Exercise aim
Restate each entry word for word, leaving nothing out.

-*-

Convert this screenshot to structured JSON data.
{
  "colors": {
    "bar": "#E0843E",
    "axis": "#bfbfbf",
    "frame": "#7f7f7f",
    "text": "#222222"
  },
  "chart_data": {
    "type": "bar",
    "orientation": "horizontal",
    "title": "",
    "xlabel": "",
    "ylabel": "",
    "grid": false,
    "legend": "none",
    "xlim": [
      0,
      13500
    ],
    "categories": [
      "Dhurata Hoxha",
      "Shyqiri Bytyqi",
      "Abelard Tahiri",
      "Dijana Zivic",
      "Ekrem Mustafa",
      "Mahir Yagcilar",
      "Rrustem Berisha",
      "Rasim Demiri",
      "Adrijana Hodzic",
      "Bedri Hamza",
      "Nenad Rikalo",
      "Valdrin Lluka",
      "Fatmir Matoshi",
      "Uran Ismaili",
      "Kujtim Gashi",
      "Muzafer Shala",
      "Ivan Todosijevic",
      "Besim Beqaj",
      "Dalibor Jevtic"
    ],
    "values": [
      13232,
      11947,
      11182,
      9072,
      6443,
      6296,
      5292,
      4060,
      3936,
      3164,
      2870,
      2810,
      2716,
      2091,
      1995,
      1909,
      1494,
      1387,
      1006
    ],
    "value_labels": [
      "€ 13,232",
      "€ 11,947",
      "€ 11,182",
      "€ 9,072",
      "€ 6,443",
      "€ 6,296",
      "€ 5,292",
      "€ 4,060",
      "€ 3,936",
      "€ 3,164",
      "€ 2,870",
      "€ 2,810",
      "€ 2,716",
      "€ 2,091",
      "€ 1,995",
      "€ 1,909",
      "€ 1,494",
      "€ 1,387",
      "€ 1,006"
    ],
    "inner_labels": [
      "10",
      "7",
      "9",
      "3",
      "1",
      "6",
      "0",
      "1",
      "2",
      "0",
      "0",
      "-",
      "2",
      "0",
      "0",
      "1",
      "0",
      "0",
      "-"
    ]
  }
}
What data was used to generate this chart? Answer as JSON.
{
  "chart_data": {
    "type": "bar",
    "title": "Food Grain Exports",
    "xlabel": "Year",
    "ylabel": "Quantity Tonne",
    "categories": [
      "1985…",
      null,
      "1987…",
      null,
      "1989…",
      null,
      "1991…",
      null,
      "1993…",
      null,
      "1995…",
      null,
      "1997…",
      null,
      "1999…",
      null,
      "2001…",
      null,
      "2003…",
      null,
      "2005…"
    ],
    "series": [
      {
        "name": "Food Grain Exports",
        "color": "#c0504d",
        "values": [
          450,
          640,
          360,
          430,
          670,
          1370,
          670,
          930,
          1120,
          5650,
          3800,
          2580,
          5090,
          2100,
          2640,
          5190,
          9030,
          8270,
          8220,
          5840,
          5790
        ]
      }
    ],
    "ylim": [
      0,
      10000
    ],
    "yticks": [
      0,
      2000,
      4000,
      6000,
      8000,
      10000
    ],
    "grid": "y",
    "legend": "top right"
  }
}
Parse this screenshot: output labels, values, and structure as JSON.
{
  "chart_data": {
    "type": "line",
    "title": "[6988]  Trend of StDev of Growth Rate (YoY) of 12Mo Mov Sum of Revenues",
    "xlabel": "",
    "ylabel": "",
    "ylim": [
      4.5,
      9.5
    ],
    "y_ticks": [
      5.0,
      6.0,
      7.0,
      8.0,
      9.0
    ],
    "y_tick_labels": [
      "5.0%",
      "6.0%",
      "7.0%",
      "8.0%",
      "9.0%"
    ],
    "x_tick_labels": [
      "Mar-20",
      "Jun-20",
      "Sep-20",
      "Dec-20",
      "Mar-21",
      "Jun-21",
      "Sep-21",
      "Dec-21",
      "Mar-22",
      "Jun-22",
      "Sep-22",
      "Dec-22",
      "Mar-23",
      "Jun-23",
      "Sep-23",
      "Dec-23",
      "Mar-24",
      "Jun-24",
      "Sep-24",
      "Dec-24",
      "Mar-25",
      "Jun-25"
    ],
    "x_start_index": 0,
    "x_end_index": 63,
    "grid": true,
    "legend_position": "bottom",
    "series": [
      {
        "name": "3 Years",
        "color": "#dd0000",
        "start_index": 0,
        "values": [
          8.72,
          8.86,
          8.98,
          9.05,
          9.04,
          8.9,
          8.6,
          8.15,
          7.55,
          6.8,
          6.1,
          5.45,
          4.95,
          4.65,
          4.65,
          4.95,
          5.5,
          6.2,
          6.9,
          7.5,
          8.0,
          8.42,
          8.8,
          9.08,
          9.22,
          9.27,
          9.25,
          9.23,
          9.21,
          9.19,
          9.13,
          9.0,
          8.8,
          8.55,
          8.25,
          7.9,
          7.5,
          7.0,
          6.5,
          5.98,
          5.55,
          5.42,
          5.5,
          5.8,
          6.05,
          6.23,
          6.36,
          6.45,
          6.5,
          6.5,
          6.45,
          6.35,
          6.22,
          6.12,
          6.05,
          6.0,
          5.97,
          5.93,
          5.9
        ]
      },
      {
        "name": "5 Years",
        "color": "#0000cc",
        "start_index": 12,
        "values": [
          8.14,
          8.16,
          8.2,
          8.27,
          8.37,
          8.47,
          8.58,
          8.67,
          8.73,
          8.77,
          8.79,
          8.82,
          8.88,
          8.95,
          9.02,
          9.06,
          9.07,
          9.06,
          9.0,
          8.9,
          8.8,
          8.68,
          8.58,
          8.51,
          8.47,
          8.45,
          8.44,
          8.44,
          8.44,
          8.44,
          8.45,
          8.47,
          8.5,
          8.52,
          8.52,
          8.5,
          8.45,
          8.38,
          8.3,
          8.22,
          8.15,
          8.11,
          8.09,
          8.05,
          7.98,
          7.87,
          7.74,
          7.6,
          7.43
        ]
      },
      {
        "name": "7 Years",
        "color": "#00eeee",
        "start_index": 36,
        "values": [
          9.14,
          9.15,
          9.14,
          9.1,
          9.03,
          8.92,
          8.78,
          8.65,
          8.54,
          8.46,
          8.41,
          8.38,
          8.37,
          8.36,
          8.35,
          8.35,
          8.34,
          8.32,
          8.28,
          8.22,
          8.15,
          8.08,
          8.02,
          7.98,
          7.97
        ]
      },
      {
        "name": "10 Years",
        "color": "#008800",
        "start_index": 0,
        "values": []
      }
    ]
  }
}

-*-

Task output
Convert this screenshot to structured JSON data.
{
  "colors": {
    "bar": "#E0843E",
    "axis": "#bfbfbf",
    "frame": "#7f7f7f",
    "text": "#222222"
  },
  "chart_data": {
    "type": "bar",
    "orientation": "horizontal",
    "title": "",
    "xlabel": "",
    "ylabel": "",
    "grid": false,
    "legend": "none",
    "xlim": [
      0,
      13500
    ],
    "categories": [
      "Dhurata Hoxha",
      "Shyqiri Bytyqi",
      "Abelard Tahiri",
      "Dijana Zivic",
      "Ekrem Mustafa",
      "Mahir Yagcilar",
      "Rrustem Berisha",
      "Rasim Demiri",
      "Adrijana Hodzic",
      "Bedri Hamza",
      "Nenad Rikalo",
      "Valdrin Lluka",
      "Fatmir Matoshi",
      "Uran Ismaili",
      "Kujtim Gashi",
      "Muzafer Shala",
      "Ivan Todosijevic",
      "Besim Beqaj",
      "Dalibor Jevtic"
    ],
    "values": [
      13232,
      11947,
      11182,
      9072,
      6443,
      6296,
      5292,
      4060,
      3936,
      3164,
      2870,
      2810,
      2716,
      2091,
      1995,
      1909,
      1494,
      1387,
      1006
    ],
    "value_labels": [
      "€ 13,232",
      "€ 11,947",
      "€ 11,182",
      "€ 9,072",
      "€ 6,443",
      "€ 6,296",
      "€ 5,292",
      "€ 4,060",
      "€ 3,936",
      "€ 3,164",
      "€ 2,870",
      "€ 2,810",
      "€ 2,716",
      "€ 2,091",
      "€ 1,995",
      "€ 1,909",
      "€ 1,494",
      "€ 1,387",
      "€ 1,006"
    ],
    "inner_labels": [
      "10",
      "7",
      "9",
      "3",
      "1",
      "6",
      "0",
      "1",
      "2",
      "0",
      "0",
      "-",
      "2",
      "0",
      "0",
      "1",
      "0",
      "0",
      "-"
    ]
  }
}
What data was used to generate this chart? Answer as JSON.
{
  "chart_data": {
    "type": "bar",
    "title": "Food Grain Exports",
    "xlabel": "Year",
    "ylabel": "Quantity Tonne",
    "categories": [
      "1985…",
      null,
      "1987…",
      null,
      "1989…",
      null,
      "1991…",
      null,
      "1993…",
      null,
      "1995…",
      null,
      "1997…",
      null,
      "1999…",
      null,
      "2001…",
      null,
      "2003…",
      null,
      "2005…"
    ],
    "series": [
      {
        "name": "Food Grain Exports",
        "color": "#c0504d",
        "values": [
          450,
          640,
          360,
          430,
          670,
          1370,
          670,
          930,
          1120,
          5650,
          3800,
          2580,
          5090,
          2100,
          2640,
          5190,
          9030,
          8270,
          8220,
          5840,
          5790
        ]
      }
    ],
    "ylim": [
      0,
      10000
    ],
    "yticks": [
      0,
      2000,
      4000,
      6000,
      8000,
      10000
    ],
    "grid": "y",
    "legend": "top right"
  }
}
Parse this screenshot: output labels, values, and structure as JSON.
{
  "chart_data": {
    "type": "line",
    "title": "[6988]  Trend of StDev of Growth Rate (YoY) of 12Mo Mov Sum of Revenues",
    "xlabel": "",
    "ylabel": "",
    "ylim": [
      4.5,
      9.5
    ],
    "y_ticks": [
      5.0,
      6.0,
      7.0,
      8.0,
      9.0
    ],
    "y_tick_labels": [
      "5.0%",
      "6.0%",
      "7.0%",
      "8.0%",
      "9.0%"
    ],
    "x_tick_labels": [
      "Mar-20",
      "Jun-20",
      "Sep-20",
      "Dec-20",
      "Mar-21",
      "Jun-21",
      "Sep-21",
      "Dec-21",
      "Mar-22",
      "Jun-22",
      "Sep-22",
      "Dec-22",
      "Mar-23",
      "Jun-23",
      "Sep-23",
      "Dec-23",
      "Mar-24",
      "Jun-24",
      "Sep-24",
      "Dec-24",
      "Mar-25",
      "Jun-25"
    ],
    "x_start_index": 0,
    "x_end_index": 63,
    "grid": true,
    "legend_position": "bottom",
    "series": [
      {
        "name": "3 Years",
        "color": "#dd0000",
        "start_index": 0,
        "values": [
          8.72,
          8.86,
          8.98,
          9.05,
          9.04,
          8.9,
          8.6,
          8.15,
          7.55,
          6.8,
          6.1,
          5.45,
          4.95,
          4.65,
          4.65,
          4.95,
          5.5,
          6.2,
          6.9,
          7.5,
          8.0,
          8.42,
          8.8,
          9.08,
          9.22,
          9.27,
          9.25,
          9.23,
          9.21,
          9.19,
          9.13,
          9.0,
          8.8,
          8.55,
          8.25,
          7.9,
          7.5,
          7.0,
          6.5,
          5.98,
          5.55,
          5.42,
          5.5,
          5.8,
          6.05,
          6.23,
          6.36,
          6.45,
          6.5,
          6.5,
          6.45,
          6.35,
          6.22,
          6.12,
          6.05,
          6.0,
          5.97,
          5.93,
          5.9
        ]
      },
      {
        "name": "5 Years",
        "color": "#0000cc",
        "start_index": 12,
        "values": [
          8.14,
          8.16,
          8.2,
          8.27,
          8.37,
          8.47,
          8.58,
          8.67,
          8.73,
          8.77,
          8.79,
          8.82,
          8.88,
          8.95,
          9.02,
          9.06,
          9.07,
          9.06,
          9.0,
          8.9,
          8.8,
          8.68,
          8.58,
          8.51,
          8.47,
          8.45,
          8.44,
          8.44,
          8.44,
          8.44,
          8.45,
          8.47,
          8.5,
          8.52,
          8.52,
          8.5,
          8.45,
          8.38,
          8.3,
          8.22,
          8.15,
          8.11,
          8.09,
          8.05,
          7.98,
          7.87,
          7.74,
          7.6,
          7.43
        ]
      },
      {
        "name": "7 Years",
        "color": "#00eeee",
        "start_index": 36,
        "values": [
          9.14,
          9.15,
          9.14,
          9.1,
          9.03,
          8.92,
          8.78,
          8.65,
          8.54,
          8.46,
          8.41,
          8.38,
          8.37,
          8.36,
          8.35,
          8.35,
          8.34,
          8.32,
          8.28,
          8.22,
          8.15,
          8.08,
          8.02,
          7.98,
          7.97
        ]
      },
      {
        "name": "10 Years",
        "color": "#008800",
        "start_index": 0,
        "values": []
      }
    ]
  }
}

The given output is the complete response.